• **Excerpt**:
______________________________
This year, TMY offered the first ever “Global Foodways Fellowship” Award. The Fellowship was available for a new food vendor who has never sold food at the festival before. Heritage-based or ethnic single cooks or families, new cultural associations, small or alternative food entrepreneurs were all eligible to apply. Established local food businesses and restaurants are excluded from applying.

Lila and Evaristo are a husband and wife team, residents of Tucson, married for 13 years with two young children. They both come from families of cooks who are fascinated by and value amazing food. Their point of concentration in cooking has focused on the rich culinary traditions of Evaristo’s homeland of Guadalajara, Jalisco, where he lived until the age of 24. Over the span of more than 20 trips to Guadalajara, they have done research, conducted oral history interviews, and participated in market shopping and cooking with family members. In their Tucson home, they keep hens and grow a garden as a way to be part of a larger Tucson community of environmental stewards.

Check them out this year at TMY October 10- 12, 2014. The food menu they propose to bring is tied to the regional specialties of Guadalajara and will include: birria (using a family secret recipe, spicy meat stew); carne en su jugo (a tomatillo based dish with beef, bacon and frijoles de la olla); birote (the Tapatio baguette served sweet or salted); chamorro adobado (“al vapor” leg meat in adobado sauce); and the sweet concoction jericalla (individual baked and chilled egg based desert custard. Vegetarian options will include hongos enmolados (mushrooms in homemade mole sauce served on tostadas with onion cured in lime) or chiles rellenos Guadalajara style (stuffed and egg battered chiles in homemade tomato broth).
______________________________
• **Record list**:
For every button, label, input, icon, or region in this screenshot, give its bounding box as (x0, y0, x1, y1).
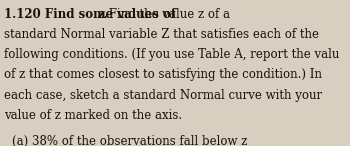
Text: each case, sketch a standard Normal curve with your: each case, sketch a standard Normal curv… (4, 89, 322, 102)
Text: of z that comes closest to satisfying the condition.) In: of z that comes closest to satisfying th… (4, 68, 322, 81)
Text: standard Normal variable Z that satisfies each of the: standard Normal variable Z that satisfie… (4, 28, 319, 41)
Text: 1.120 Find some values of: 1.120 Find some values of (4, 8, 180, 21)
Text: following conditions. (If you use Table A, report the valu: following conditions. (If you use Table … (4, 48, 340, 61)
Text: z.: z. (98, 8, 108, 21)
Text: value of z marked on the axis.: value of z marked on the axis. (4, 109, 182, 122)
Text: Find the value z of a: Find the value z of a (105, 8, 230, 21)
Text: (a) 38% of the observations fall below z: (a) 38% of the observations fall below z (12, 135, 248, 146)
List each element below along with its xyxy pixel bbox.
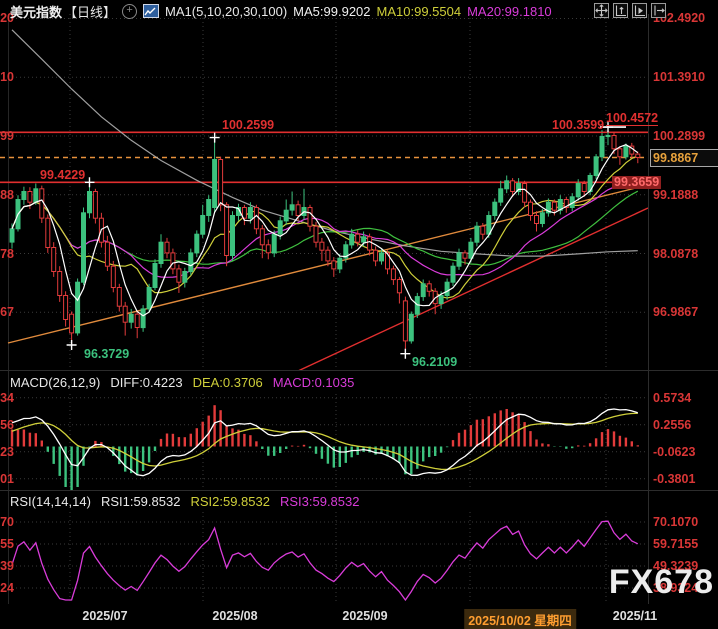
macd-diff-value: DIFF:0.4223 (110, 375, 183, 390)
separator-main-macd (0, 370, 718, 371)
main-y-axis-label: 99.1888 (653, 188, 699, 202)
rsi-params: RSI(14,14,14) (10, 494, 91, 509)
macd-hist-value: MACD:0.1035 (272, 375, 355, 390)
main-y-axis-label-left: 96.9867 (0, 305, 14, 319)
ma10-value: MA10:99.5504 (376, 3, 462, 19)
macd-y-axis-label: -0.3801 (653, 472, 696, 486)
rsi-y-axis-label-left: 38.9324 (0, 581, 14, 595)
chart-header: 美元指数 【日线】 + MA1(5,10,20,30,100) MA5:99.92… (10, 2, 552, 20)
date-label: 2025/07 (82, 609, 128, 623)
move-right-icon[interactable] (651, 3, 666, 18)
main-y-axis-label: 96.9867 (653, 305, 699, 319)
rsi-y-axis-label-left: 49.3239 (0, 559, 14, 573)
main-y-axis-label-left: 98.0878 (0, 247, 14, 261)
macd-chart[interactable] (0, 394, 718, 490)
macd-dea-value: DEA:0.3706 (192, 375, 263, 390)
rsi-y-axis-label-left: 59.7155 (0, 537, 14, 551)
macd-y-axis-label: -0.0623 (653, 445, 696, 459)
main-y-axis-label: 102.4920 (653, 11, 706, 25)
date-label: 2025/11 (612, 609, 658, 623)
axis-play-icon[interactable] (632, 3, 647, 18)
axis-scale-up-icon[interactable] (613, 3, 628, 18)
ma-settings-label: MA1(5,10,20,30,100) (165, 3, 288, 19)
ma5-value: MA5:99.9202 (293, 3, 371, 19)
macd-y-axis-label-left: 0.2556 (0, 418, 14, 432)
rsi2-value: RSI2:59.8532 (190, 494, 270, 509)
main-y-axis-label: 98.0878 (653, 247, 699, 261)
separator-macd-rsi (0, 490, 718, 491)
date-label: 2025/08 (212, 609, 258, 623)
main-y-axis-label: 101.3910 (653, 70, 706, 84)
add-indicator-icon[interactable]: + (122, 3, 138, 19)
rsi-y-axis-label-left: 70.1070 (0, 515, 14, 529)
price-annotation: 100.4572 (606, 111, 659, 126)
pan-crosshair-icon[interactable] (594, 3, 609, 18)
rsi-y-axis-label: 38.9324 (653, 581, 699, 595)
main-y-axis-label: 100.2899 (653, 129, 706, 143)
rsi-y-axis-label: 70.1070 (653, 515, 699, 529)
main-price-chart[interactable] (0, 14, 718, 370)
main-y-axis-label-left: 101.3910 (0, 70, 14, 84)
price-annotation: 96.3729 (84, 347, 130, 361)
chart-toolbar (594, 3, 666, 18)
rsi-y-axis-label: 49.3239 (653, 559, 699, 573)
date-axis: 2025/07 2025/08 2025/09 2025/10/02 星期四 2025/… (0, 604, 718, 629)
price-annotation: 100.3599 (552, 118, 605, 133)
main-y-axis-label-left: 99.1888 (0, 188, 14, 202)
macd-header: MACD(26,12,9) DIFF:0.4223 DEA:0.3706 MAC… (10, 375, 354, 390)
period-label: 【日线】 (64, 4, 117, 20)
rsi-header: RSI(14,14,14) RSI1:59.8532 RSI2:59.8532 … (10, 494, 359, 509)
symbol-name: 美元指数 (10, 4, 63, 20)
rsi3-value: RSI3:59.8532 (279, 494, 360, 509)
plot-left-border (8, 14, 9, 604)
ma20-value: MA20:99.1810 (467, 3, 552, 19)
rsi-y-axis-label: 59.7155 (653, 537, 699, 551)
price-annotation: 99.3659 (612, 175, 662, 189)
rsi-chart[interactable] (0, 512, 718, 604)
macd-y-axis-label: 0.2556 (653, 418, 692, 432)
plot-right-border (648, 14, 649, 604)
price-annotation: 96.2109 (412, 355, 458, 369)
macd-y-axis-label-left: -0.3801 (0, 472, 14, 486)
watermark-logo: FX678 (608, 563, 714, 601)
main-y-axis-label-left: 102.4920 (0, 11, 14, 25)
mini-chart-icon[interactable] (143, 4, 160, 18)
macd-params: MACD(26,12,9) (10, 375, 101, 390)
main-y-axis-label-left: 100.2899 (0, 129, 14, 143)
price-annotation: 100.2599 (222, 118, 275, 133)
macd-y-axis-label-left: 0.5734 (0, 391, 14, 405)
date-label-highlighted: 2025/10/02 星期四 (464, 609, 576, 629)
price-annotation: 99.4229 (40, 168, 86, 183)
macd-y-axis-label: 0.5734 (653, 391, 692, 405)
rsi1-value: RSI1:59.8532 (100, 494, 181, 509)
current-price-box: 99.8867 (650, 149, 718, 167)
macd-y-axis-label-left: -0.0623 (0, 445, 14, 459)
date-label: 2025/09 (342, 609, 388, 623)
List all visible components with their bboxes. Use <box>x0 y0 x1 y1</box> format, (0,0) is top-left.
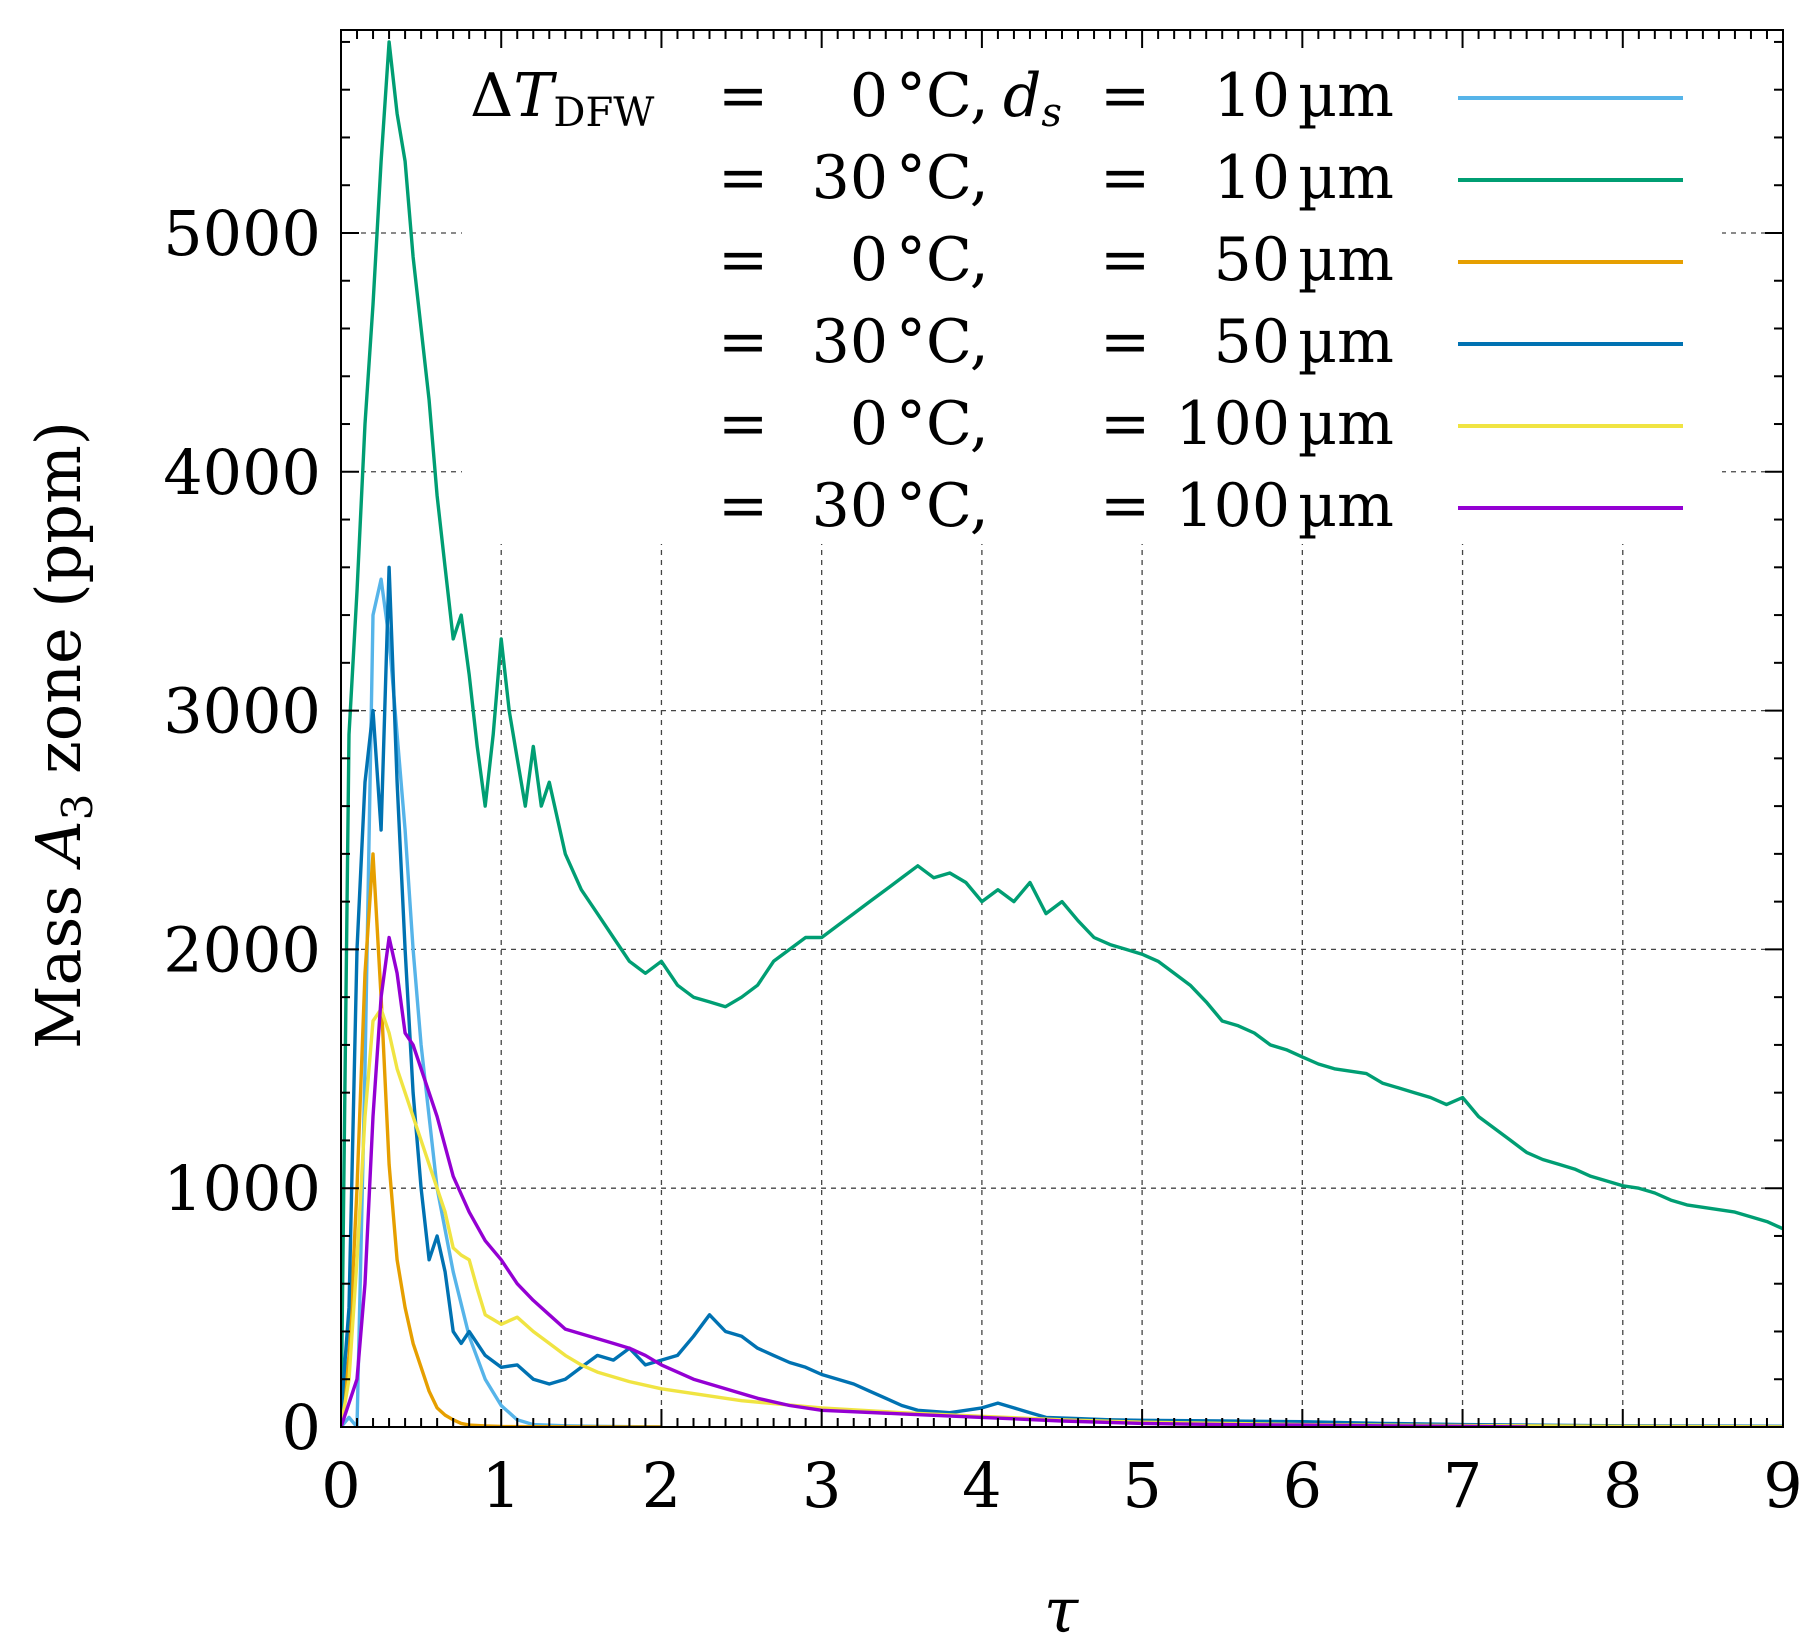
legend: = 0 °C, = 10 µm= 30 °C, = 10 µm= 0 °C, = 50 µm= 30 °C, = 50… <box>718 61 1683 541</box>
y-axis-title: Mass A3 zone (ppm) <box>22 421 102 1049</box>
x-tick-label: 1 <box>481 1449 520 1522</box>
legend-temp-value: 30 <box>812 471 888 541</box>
______________________________
• **Stated task 1**:
Using the TMY fellowship text, answer each question:
(a) Which applicants were excluded from the Global Foodways Fellowship?
(b) How many years have Lila and Evaristo been married?
(c) On what dates does TMY take place in 2014?
• **Stated task 2**: Change "tostadas" to "tortillas" in the part of the TMY fellowship text that opens with the words containing "Check them out" and closes with "homemade tomato broth).". Give that part in full with the change made.
• **Stated task 3**: Carry the TMY fellowship text on from its last sentence.
The items have nothing to do with the TMY fellowship text.

• **Written response 1**:
(a) Established local food businesses and restaurants
(b) 13 years
(c) October 10–12, 2014

• **Written response 2**:
Check them out this year at TMY October 10- 12, 2014. The food menu they propose to bring is tied to the regional specialties of Guadalajara and will include: birria (using a family secret recipe, spicy meat stew); carne en su jugo (a tomatillo based dish with beef, bacon and frijoles de la olla); birote (the Tapatio baguette served sweet or salted); chamorro adobado (“al vapor” leg meat in adobado sauce); and the sweet concoction jericalla (individual baked and chilled egg based desert custard. Vegetarian options will include hongos enmolados (mushrooms in homemade mole sauce served on tortillas with onion cured in lime) or chiles rellenos Guadalajara style (stuffed and egg battered chiles in homemade tomato broth).

• **Written response 3**:
“Since there is so much cross over in fruits and vegetables which thrive in the Sonoran desert and Jalisco, our food is very relevant to Tucson. We also aim to dispel the myth that Mexican food is only tacos and burritos,” they stated in their application. “While Tucson is definitely known to have a Mexican flavor, character and history, we feel that much more richness could be added to diversify and enhance current general knowledge in such areas as language, arts, and cultural and geographical regions. We feel that the more people learn about each other, the richer and hopefully, more respectful the collective culture will become.”

Eager to share their love of food and healthy eating with other Tucsonans, they say that their main passion is “to communicate the complexity and integrity of the Guadalajaran culinary tradition.” “For us,” they state, “this food is based upon deep roots; whole foods and mainly oral/familial/experiential modes of dissemination. To eat, to cook, to have a party/event, to be together, to honor the family/the guest/the client, this is all the same for us — it is joy!